__Short problem__.
Find and return each line containing "soil".

[start]

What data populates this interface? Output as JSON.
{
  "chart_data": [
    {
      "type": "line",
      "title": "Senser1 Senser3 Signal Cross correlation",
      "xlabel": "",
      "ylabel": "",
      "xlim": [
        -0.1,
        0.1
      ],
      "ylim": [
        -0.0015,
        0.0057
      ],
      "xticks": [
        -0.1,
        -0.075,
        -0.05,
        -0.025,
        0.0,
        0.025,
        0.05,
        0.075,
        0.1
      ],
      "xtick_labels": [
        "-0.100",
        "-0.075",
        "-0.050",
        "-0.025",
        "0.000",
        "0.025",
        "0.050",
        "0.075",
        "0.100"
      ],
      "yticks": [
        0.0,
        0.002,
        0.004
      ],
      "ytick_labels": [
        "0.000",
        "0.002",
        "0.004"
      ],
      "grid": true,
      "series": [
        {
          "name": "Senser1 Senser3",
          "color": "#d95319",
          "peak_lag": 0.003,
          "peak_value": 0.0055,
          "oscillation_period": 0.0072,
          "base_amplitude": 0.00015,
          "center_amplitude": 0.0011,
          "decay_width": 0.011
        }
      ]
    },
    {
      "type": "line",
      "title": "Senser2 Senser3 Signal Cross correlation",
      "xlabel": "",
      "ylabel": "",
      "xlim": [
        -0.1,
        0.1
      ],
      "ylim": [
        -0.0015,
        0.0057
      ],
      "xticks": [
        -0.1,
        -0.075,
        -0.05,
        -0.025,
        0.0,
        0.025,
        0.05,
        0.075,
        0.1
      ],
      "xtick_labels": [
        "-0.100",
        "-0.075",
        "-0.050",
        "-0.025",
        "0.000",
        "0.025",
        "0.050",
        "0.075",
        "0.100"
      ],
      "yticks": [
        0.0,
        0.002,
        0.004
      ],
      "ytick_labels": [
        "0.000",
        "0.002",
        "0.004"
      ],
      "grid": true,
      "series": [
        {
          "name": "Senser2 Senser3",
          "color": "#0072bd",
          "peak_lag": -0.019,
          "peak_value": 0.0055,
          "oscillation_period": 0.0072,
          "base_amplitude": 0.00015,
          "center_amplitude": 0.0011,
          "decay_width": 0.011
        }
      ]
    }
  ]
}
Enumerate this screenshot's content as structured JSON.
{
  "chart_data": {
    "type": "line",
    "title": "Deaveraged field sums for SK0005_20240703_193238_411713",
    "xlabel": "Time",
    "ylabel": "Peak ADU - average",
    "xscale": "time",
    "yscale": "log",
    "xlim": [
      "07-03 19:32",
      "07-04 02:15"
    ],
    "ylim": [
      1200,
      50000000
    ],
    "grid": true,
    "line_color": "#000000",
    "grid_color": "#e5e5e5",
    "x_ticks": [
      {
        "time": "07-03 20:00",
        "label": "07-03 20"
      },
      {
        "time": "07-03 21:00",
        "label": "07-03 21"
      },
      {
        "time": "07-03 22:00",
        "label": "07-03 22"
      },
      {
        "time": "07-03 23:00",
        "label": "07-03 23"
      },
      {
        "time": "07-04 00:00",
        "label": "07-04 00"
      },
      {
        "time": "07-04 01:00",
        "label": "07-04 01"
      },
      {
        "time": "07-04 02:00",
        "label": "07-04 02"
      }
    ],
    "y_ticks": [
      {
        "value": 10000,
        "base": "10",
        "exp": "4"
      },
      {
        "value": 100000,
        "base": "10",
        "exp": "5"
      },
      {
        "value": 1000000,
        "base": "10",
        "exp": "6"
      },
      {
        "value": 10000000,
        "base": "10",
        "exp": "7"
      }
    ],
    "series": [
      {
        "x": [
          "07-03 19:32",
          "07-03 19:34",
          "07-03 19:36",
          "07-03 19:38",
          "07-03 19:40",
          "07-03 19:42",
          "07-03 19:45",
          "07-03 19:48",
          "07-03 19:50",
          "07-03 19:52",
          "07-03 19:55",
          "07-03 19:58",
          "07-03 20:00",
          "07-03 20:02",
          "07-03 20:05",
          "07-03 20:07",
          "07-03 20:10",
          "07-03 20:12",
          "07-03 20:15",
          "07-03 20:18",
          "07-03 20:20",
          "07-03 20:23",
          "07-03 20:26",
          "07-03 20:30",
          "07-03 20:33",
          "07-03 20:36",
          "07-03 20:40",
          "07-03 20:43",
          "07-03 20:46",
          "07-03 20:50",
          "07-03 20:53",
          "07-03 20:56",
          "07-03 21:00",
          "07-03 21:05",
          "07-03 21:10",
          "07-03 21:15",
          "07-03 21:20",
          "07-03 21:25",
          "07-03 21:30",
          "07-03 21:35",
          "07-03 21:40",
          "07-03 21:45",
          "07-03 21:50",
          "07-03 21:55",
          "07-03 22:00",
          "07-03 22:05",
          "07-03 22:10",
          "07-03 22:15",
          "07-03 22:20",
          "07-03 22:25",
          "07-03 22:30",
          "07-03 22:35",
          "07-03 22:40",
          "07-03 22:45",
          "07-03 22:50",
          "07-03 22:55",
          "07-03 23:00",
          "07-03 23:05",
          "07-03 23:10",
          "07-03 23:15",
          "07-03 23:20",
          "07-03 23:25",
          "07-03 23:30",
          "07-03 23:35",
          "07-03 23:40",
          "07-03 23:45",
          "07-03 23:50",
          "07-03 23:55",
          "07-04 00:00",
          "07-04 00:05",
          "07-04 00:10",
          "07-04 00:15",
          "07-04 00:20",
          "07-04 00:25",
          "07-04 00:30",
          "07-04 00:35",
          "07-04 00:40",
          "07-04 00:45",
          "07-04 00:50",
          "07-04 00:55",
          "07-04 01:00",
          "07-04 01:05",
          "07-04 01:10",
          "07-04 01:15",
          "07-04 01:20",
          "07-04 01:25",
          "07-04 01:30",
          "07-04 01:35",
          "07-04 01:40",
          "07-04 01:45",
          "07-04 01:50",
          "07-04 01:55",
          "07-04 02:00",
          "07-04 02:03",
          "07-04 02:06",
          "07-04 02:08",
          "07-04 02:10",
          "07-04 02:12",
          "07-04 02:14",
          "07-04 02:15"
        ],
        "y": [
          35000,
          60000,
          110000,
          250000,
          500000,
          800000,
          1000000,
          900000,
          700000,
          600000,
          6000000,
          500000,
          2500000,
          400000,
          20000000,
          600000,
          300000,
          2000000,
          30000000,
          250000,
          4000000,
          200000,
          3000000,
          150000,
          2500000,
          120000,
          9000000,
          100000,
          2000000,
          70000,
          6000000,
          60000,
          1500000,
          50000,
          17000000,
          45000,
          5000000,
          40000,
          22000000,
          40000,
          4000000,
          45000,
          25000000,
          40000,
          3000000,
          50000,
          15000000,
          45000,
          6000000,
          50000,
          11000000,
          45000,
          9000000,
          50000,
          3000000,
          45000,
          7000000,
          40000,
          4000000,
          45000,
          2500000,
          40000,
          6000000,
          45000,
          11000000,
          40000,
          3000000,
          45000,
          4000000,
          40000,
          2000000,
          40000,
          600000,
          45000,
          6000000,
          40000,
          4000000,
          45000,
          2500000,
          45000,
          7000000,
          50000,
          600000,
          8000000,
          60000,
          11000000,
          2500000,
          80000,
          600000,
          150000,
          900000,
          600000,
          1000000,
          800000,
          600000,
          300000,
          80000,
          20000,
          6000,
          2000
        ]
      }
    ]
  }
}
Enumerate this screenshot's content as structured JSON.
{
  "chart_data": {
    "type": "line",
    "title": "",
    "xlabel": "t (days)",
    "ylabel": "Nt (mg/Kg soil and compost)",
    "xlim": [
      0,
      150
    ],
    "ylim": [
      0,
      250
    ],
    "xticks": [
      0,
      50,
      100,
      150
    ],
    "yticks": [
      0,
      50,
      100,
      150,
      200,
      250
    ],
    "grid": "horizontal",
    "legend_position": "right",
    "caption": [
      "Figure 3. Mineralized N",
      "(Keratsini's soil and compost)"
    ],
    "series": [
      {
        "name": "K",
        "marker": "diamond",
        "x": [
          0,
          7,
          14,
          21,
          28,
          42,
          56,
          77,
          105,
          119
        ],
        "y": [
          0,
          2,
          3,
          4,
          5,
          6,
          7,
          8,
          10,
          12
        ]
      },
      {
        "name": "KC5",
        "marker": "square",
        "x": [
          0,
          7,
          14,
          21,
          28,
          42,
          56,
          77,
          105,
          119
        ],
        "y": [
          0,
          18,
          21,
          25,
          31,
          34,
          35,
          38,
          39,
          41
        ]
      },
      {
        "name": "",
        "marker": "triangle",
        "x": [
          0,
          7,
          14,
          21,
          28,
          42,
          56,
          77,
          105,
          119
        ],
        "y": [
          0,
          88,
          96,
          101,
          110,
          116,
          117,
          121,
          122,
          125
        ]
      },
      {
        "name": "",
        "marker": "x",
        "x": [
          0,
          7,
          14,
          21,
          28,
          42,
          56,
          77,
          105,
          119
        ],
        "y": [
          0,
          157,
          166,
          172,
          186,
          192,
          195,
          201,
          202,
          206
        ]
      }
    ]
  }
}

[end]

__Response to this task__.
    "ylabel": "Nt (mg/Kg soil and compost)",
      "(Keratsini's soil and compost)"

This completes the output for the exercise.